Input data:
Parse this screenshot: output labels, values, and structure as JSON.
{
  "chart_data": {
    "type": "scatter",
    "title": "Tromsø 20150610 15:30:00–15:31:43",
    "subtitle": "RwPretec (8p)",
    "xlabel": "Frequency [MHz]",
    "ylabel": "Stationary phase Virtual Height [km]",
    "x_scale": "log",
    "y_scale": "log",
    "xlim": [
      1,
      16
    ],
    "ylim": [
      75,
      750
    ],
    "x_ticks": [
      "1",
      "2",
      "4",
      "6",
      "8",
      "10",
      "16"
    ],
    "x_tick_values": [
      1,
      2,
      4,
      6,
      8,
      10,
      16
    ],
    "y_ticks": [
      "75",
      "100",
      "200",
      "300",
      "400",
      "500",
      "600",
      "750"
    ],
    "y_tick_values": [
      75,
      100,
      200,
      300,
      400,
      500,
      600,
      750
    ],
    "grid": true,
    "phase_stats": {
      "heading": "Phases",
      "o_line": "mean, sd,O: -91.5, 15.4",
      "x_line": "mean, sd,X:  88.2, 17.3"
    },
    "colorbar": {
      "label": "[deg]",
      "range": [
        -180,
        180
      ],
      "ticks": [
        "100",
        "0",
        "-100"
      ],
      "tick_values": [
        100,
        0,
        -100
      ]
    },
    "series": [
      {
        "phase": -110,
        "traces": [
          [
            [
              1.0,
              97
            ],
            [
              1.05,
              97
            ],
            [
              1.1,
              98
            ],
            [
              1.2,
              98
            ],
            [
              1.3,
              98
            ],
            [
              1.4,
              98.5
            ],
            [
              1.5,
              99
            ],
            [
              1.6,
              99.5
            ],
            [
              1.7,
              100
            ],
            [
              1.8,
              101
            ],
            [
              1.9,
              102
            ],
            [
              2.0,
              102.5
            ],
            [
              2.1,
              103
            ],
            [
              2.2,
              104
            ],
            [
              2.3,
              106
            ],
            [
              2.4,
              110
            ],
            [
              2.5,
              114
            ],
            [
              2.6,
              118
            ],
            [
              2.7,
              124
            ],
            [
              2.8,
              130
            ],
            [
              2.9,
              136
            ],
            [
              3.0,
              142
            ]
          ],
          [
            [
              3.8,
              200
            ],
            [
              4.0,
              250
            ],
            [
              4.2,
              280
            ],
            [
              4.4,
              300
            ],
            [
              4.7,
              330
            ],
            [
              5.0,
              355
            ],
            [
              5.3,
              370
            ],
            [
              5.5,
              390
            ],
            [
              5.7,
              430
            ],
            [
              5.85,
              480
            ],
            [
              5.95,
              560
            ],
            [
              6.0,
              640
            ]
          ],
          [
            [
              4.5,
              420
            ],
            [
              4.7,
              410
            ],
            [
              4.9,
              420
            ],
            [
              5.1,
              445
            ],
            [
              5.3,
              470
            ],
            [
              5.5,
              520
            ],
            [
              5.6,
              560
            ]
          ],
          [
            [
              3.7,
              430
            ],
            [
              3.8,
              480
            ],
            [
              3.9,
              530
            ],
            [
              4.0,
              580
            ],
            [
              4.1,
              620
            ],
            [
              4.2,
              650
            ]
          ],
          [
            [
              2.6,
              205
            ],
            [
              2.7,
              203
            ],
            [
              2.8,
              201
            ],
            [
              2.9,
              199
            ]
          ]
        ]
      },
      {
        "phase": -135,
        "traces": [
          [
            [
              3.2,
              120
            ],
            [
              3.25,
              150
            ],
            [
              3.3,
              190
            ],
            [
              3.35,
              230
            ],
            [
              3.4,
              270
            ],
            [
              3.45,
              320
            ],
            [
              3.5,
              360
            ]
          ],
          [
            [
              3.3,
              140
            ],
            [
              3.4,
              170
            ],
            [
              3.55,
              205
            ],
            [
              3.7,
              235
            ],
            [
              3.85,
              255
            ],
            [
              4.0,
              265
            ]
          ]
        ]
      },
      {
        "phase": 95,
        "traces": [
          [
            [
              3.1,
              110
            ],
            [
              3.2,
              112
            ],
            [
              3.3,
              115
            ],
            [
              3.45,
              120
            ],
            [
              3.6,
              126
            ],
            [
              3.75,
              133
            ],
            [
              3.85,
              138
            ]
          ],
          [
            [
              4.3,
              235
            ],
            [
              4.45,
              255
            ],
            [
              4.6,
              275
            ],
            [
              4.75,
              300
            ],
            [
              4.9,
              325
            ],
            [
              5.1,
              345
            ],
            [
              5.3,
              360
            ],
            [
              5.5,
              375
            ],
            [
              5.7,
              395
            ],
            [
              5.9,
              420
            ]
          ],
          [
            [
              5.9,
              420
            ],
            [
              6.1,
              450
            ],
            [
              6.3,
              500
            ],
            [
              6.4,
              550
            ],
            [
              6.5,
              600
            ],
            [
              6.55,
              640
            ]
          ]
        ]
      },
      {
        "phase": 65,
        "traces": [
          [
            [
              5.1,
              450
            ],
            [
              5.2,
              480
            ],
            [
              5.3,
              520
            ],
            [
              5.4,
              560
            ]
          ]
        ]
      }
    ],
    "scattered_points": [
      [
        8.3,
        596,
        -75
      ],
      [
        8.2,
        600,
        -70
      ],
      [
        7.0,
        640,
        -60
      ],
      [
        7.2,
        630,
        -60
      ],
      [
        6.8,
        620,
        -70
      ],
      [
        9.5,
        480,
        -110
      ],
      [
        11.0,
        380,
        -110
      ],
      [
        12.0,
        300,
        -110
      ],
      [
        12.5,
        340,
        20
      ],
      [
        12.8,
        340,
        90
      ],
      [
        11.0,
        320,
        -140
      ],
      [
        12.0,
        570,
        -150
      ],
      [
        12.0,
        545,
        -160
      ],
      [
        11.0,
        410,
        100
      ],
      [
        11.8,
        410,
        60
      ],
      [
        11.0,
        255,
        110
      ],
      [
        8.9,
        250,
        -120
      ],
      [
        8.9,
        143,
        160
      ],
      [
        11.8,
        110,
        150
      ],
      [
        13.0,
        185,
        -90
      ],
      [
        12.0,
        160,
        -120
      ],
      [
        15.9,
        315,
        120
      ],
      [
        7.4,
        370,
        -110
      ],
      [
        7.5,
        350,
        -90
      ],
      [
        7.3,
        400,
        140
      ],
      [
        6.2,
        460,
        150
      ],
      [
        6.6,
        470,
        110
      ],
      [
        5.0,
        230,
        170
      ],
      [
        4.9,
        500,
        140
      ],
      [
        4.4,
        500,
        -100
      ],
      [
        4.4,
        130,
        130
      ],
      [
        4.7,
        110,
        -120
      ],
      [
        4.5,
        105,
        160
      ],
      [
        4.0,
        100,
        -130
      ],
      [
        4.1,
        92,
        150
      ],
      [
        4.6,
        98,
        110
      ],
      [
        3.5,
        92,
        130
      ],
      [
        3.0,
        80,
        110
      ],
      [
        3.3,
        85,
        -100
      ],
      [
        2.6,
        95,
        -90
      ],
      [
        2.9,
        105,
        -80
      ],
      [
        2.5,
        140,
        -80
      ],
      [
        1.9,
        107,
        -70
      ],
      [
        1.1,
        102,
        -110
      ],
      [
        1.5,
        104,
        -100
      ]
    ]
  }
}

Do this:
Set down the entries above again, word for word.

The completed task:
Parse this screenshot: output labels, values, and structure as JSON.
{
  "chart_data": {
    "type": "scatter",
    "title": "Tromsø 20150610 15:30:00–15:31:43",
    "subtitle": "RwPretec (8p)",
    "xlabel": "Frequency [MHz]",
    "ylabel": "Stationary phase Virtual Height [km]",
    "x_scale": "log",
    "y_scale": "log",
    "xlim": [
      1,
      16
    ],
    "ylim": [
      75,
      750
    ],
    "x_ticks": [
      "1",
      "2",
      "4",
      "6",
      "8",
      "10",
      "16"
    ],
    "x_tick_values": [
      1,
      2,
      4,
      6,
      8,
      10,
      16
    ],
    "y_ticks": [
      "75",
      "100",
      "200",
      "300",
      "400",
      "500",
      "600",
      "750"
    ],
    "y_tick_values": [
      75,
      100,
      200,
      300,
      400,
      500,
      600,
      750
    ],
    "grid": true,
    "phase_stats": {
      "heading": "Phases",
      "o_line": "mean, sd,O: -91.5, 15.4",
      "x_line": "mean, sd,X:  88.2, 17.3"
    },
    "colorbar": {
      "label": "[deg]",
      "range": [
        -180,
        180
      ],
      "ticks": [
        "100",
        "0",
        "-100"
      ],
      "tick_values": [
        100,
        0,
        -100
      ]
    },
    "series": [
      {
        "phase": -110,
        "traces": [
          [
            [
              1.0,
              97
            ],
            [
              1.05,
              97
            ],
            [
              1.1,
              98
            ],
            [
              1.2,
              98
            ],
            [
              1.3,
              98
            ],
            [
              1.4,
              98.5
            ],
            [
              1.5,
              99
            ],
            [
              1.6,
              99.5
            ],
            [
              1.7,
              100
            ],
            [
              1.8,
              101
            ],
            [
              1.9,
              102
            ],
            [
              2.0,
              102.5
            ],
            [
              2.1,
              103
            ],
            [
              2.2,
              104
            ],
            [
              2.3,
              106
            ],
            [
              2.4,
              110
            ],
            [
              2.5,
              114
            ],
            [
              2.6,
              118
            ],
            [
              2.7,
              124
            ],
            [
              2.8,
              130
            ],
            [
              2.9,
              136
            ],
            [
              3.0,
              142
            ]
          ],
          [
            [
              3.8,
              200
            ],
            [
              4.0,
              250
            ],
            [
              4.2,
              280
            ],
            [
              4.4,
              300
            ],
            [
              4.7,
              330
            ],
            [
              5.0,
              355
            ],
            [
              5.3,
              370
            ],
            [
              5.5,
              390
            ],
            [
              5.7,
              430
            ],
            [
              5.85,
              480
            ],
            [
              5.95,
              560
            ],
            [
              6.0,
              640
            ]
          ],
          [
            [
              4.5,
              420
            ],
            [
              4.7,
              410
            ],
            [
              4.9,
              420
            ],
            [
              5.1,
              445
            ],
            [
              5.3,
              470
            ],
            [
              5.5,
              520
            ],
            [
              5.6,
              560
            ]
          ],
          [
            [
              3.7,
              430
            ],
            [
              3.8,
              480
            ],
            [
              3.9,
              530
            ],
            [
              4.0,
              580
            ],
            [
              4.1,
              620
            ],
            [
              4.2,
              650
            ]
          ],
          [
            [
              2.6,
              205
            ],
            [
              2.7,
              203
            ],
            [
              2.8,
              201
            ],
            [
              2.9,
              199
            ]
          ]
        ]
      },
      {
        "phase": -135,
        "traces": [
          [
            [
              3.2,
              120
            ],
            [
              3.25,
              150
            ],
            [
              3.3,
              190
            ],
            [
              3.35,
              230
            ],
            [
              3.4,
              270
            ],
            [
              3.45,
              320
            ],
            [
              3.5,
              360
            ]
          ],
          [
            [
              3.3,
              140
            ],
            [
              3.4,
              170
            ],
            [
              3.55,
              205
            ],
            [
              3.7,
              235
            ],
            [
              3.85,
              255
            ],
            [
              4.0,
              265
            ]
          ]
        ]
      },
      {
        "phase": 95,
        "traces": [
          [
            [
              3.1,
              110
            ],
            [
              3.2,
              112
            ],
            [
              3.3,
              115
            ],
            [
              3.45,
              120
            ],
            [
              3.6,
              126
            ],
            [
              3.75,
              133
            ],
            [
              3.85,
              138
            ]
          ],
          [
            [
              4.3,
              235
            ],
            [
              4.45,
              255
            ],
            [
              4.6,
              275
            ],
            [
              4.75,
              300
            ],
            [
              4.9,
              325
            ],
            [
              5.1,
              345
            ],
            [
              5.3,
              360
            ],
            [
              5.5,
              375
            ],
            [
              5.7,
              395
            ],
            [
              5.9,
              420
            ]
          ],
          [
            [
              5.9,
              420
            ],
            [
              6.1,
              450
            ],
            [
              6.3,
              500
            ],
            [
              6.4,
              550
            ],
            [
              6.5,
              600
            ],
            [
              6.55,
              640
            ]
          ]
        ]
      },
      {
        "phase": 65,
        "traces": [
          [
            [
              5.1,
              450
            ],
            [
              5.2,
              480
            ],
            [
              5.3,
              520
            ],
            [
              5.4,
              560
            ]
          ]
        ]
      }
    ],
    "scattered_points": [
      [
        8.3,
        596,
        -75
      ],
      [
        8.2,
        600,
        -70
      ],
      [
        7.0,
        640,
        -60
      ],
      [
        7.2,
        630,
        -60
      ],
      [
        6.8,
        620,
        -70
      ],
      [
        9.5,
        480,
        -110
      ],
      [
        11.0,
        380,
        -110
      ],
      [
        12.0,
        300,
        -110
      ],
      [
        12.5,
        340,
        20
      ],
      [
        12.8,
        340,
        90
      ],
      [
        11.0,
        320,
        -140
      ],
      [
        12.0,
        570,
        -150
      ],
      [
        12.0,
        545,
        -160
      ],
      [
        11.0,
        410,
        100
      ],
      [
        11.8,
        410,
        60
      ],
      [
        11.0,
        255,
        110
      ],
      [
        8.9,
        250,
        -120
      ],
      [
        8.9,
        143,
        160
      ],
      [
        11.8,
        110,
        150
      ],
      [
        13.0,
        185,
        -90
      ],
      [
        12.0,
        160,
        -120
      ],
      [
        15.9,
        315,
        120
      ],
      [
        7.4,
        370,
        -110
      ],
      [
        7.5,
        350,
        -90
      ],
      [
        7.3,
        400,
        140
      ],
      [
        6.2,
        460,
        150
      ],
      [
        6.6,
        470,
        110
      ],
      [
        5.0,
        230,
        170
      ],
      [
        4.9,
        500,
        140
      ],
      [
        4.4,
        500,
        -100
      ],
      [
        4.4,
        130,
        130
      ],
      [
        4.7,
        110,
        -120
      ],
      [
        4.5,
        105,
        160
      ],
      [
        4.0,
        100,
        -130
      ],
      [
        4.1,
        92,
        150
      ],
      [
        4.6,
        98,
        110
      ],
      [
        3.5,
        92,
        130
      ],
      [
        3.0,
        80,
        110
      ],
      [
        3.3,
        85,
        -100
      ],
      [
        2.6,
        95,
        -90
      ],
      [
        2.9,
        105,
        -80
      ],
      [
        2.5,
        140,
        -80
      ],
      [
        1.9,
        107,
        -70
      ],
      [
        1.1,
        102,
        -110
      ],
      [
        1.5,
        104,
        -100
      ]
    ]
  }
}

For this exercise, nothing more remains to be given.